• [REQUIRED WORK]: Reproduce each line exactly. Skip none.

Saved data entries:
[start]
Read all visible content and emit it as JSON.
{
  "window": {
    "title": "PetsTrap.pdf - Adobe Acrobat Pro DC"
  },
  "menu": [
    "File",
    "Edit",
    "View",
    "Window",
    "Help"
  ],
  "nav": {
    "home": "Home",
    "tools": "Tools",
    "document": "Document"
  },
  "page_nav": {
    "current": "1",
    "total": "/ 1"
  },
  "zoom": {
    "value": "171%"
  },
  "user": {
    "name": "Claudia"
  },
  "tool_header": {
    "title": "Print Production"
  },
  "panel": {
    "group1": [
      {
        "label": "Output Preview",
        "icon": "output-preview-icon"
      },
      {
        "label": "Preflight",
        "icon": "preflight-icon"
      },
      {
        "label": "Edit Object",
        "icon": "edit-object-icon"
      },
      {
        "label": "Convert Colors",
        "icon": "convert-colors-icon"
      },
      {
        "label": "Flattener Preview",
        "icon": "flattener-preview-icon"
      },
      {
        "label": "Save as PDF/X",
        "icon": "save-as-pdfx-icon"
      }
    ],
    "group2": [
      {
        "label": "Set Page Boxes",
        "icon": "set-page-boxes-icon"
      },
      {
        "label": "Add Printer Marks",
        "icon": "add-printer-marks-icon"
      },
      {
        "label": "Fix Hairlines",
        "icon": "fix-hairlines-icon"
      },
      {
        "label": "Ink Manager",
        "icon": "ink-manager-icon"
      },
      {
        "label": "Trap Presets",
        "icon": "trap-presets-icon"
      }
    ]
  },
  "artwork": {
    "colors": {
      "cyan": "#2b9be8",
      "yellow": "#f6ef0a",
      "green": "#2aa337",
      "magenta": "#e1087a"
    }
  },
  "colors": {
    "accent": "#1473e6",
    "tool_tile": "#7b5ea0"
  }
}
[end]
• [REPLY]:
Read all visible content and emit it as JSON.
{
  "window": {
    "title": "PetsTrap.pdf - Adobe Acrobat Pro DC"
  },
  "menu": [
    "File",
    "Edit",
    "View",
    "Window",
    "Help"
  ],
  "nav": {
    "home": "Home",
    "tools": "Tools",
    "document": "Document"
  },
  "page_nav": {
    "current": "1",
    "total": "/ 1"
  },
  "zoom": {
    "value": "171%"
  },
  "user": {
    "name": "Claudia"
  },
  "tool_header": {
    "title": "Print Production"
  },
  "panel": {
    "group1": [
      {
        "label": "Output Preview",
        "icon": "output-preview-icon"
      },
      {
        "label": "Preflight",
        "icon": "preflight-icon"
      },
      {
        "label": "Edit Object",
        "icon": "edit-object-icon"
      },
      {
        "label": "Convert Colors",
        "icon": "convert-colors-icon"
      },
      {
        "label": "Flattener Preview",
        "icon": "flattener-preview-icon"
      },
      {
        "label": "Save as PDF/X",
        "icon": "save-as-pdfx-icon"
      }
    ],
    "group2": [
      {
        "label": "Set Page Boxes",
        "icon": "set-page-boxes-icon"
      },
      {
        "label": "Add Printer Marks",
        "icon": "add-printer-marks-icon"
      },
      {
        "label": "Fix Hairlines",
        "icon": "fix-hairlines-icon"
      },
      {
        "label": "Ink Manager",
        "icon": "ink-manager-icon"
      },
      {
        "label": "Trap Presets",
        "icon": "trap-presets-icon"
      }
    ]
  },
  "artwork": {
    "colors": {
      "cyan": "#2b9be8",
      "yellow": "#f6ef0a",
      "green": "#2aa337",
      "magenta": "#e1087a"
    }
  },
  "colors": {
    "accent": "#1473e6",
    "tool_tile": "#7b5ea0"
  }
}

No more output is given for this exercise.